::: Passage provided

Is retail finally starting to become more humane in the United States? It is not anywhere close to becoming a job that can lead to a decent middle class — or even a lower-middle class — lifestyle, but wages are starting to inch up.
Walmart started the ball rolling with its announcement last week that it will increase wages to $9 an hour. Now TJX Companies, the operators of TJ Maxx and Marshall’s, is the latest nationwide retailer to announce it will also give many of its workers a raise.
In a press release discussing its recent financial performance, the company announced it will raise the minimum wage for its employees to $9 an hour starting in June. That is a slight uptick from current wages, which now range from $8.25 to $8.50 an hour. By 2016, all employees who have six months’ tenure with the company will make a wage of at least $10 an hour.
So, why is the stubborn retail sector slowly changing its ways?
Part of the reason is simple economics. The labor market is actually tightening, with the U.S. jobless rate at a six-year low of 5.6 percent. Retail workers often struggle because even though most work only part-time, it is difficult to land a second job if your work schedule is all over the map. Even if an employee is working only 20 hours a week, that extra $80 or so a month (before taxes, of course) is nothing to sniff at. Workers will jump ship in a heartbeat, and as Costco has long proven, reducing employee turnover by keeping your workforce happy and loyal is a great way to keep costs down. And TJ Maxx’s executives seem to get it.

::::::

◆ Objective 1 ◆
In the article on retail wages, rewrite the paragraph beginning "In a press release discussing" as a short bulleted list that keeps its main facts.
◆ Objective 2 ◆
Reproduce word for word the stretch of the article on retail wages starting with "Is retail finally" and going on through "least $10 an hour.".

::: Excerpted data

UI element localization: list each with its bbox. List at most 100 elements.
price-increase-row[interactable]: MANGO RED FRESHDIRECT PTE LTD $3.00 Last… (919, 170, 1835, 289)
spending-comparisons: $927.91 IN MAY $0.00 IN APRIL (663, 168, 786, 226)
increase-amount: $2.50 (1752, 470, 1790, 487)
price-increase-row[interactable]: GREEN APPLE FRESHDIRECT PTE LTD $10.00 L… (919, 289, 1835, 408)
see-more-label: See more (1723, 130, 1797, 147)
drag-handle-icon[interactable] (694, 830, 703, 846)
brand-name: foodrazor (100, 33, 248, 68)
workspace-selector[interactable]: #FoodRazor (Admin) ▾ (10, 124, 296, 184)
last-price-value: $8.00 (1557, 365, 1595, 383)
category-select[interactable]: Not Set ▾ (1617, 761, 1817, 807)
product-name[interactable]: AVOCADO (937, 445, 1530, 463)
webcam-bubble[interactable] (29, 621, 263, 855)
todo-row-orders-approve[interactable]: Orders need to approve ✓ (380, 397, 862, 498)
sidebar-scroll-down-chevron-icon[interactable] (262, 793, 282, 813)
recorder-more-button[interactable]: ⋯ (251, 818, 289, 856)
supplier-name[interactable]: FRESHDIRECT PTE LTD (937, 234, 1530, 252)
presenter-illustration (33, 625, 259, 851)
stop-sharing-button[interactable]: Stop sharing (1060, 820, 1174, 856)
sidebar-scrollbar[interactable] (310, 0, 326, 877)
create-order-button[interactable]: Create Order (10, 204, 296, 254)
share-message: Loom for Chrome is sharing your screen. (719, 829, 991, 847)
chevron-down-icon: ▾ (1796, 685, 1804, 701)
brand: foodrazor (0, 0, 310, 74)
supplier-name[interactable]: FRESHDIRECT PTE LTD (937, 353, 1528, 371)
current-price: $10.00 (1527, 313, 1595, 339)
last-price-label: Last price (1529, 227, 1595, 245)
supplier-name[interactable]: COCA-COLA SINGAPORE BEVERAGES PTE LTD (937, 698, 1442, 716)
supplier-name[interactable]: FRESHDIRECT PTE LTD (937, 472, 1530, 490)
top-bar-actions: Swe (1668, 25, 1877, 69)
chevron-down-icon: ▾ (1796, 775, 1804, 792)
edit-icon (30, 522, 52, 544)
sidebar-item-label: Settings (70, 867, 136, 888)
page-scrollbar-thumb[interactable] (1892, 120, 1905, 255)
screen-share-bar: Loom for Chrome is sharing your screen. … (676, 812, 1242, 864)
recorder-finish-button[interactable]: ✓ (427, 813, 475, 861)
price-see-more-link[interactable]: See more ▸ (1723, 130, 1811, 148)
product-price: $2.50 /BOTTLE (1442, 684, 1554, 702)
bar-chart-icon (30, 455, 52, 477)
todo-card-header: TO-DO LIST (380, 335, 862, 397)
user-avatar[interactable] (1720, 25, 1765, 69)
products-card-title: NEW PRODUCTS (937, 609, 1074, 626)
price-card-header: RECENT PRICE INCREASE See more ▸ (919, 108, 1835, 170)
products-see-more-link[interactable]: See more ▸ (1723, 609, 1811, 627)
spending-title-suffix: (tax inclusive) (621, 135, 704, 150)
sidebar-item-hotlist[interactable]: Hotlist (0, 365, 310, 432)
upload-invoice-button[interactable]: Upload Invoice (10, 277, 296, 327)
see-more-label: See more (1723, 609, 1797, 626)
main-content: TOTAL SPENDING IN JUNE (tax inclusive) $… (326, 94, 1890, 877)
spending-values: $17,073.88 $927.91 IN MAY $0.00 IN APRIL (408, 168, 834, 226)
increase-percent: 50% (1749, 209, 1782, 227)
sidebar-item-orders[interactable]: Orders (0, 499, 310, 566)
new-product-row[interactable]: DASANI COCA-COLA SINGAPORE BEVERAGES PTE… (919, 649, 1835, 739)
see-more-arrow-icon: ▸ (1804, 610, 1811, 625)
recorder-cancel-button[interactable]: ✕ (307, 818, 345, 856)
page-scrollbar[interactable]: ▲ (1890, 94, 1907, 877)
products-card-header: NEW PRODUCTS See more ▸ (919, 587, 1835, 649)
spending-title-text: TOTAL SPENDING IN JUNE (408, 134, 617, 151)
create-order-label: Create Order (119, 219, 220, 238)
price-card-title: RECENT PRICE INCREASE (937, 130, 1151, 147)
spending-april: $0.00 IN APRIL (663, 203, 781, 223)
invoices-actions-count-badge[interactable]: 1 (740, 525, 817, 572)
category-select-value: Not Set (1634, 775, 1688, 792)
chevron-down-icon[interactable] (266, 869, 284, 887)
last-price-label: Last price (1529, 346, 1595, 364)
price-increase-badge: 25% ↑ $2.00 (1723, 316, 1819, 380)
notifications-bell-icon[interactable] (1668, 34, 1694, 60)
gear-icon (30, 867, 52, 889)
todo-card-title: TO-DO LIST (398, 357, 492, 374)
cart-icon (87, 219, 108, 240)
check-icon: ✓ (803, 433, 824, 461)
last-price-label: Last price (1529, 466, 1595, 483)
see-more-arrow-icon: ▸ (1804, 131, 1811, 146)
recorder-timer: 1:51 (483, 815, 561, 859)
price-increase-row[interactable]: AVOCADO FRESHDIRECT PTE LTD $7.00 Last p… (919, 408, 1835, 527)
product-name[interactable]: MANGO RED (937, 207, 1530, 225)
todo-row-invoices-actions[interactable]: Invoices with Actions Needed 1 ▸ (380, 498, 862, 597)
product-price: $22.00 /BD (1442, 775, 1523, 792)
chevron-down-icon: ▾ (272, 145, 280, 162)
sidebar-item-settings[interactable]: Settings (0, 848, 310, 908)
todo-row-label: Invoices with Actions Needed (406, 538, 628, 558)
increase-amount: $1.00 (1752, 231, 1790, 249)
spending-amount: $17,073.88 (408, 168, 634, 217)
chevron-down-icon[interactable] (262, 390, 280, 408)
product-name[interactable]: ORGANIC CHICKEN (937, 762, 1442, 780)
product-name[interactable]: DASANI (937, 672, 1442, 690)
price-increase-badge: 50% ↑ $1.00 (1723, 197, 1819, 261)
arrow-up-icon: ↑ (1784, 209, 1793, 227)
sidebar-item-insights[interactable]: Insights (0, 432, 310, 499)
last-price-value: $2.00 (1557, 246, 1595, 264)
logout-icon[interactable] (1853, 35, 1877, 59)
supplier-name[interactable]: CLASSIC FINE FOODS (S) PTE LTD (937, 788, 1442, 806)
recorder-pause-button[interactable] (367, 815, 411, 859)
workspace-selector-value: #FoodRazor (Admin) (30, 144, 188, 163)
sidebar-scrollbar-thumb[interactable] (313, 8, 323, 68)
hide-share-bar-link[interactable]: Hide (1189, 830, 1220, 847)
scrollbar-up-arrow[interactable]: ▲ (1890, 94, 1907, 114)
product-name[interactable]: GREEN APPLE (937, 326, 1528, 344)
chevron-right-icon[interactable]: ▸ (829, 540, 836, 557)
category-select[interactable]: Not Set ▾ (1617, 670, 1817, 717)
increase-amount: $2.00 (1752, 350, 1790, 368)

::::::

◆ Complete answer 1 ◆
- In a press release on its recent financial performance, the company announced a raise in its employee minimum wage to $9 an hour, starting in June.
- Current wages range from $8.25 to $8.50 an hour.
- By 2016, all employees with six months' tenure will earn at least $10 an hour.

◆ Complete answer 2 ◆
Is retail finally starting to become more humane in the United States? It is not anywhere close to becoming a job that can lead to a decent middle class — or even a lower-middle class — lifestyle, but wages are starting to inch up.
Walmart started the ball rolling with its announcement last week that it will increase wages to $9 an hour. Now TJX Companies, the operators of TJ Maxx and Marshall’s, is the latest nationwide retailer to announce it will also give many of its workers a raise.
In a press release discussing its recent financial performance, the company announced it will raise the minimum wage for its employees to $9 an hour starting in June. That is a slight uptick from current wages, which now range from $8.25 to $8.50 an hour. By 2016, all employees who have six months’ tenure with the company will make a wage of at least $10 an hour.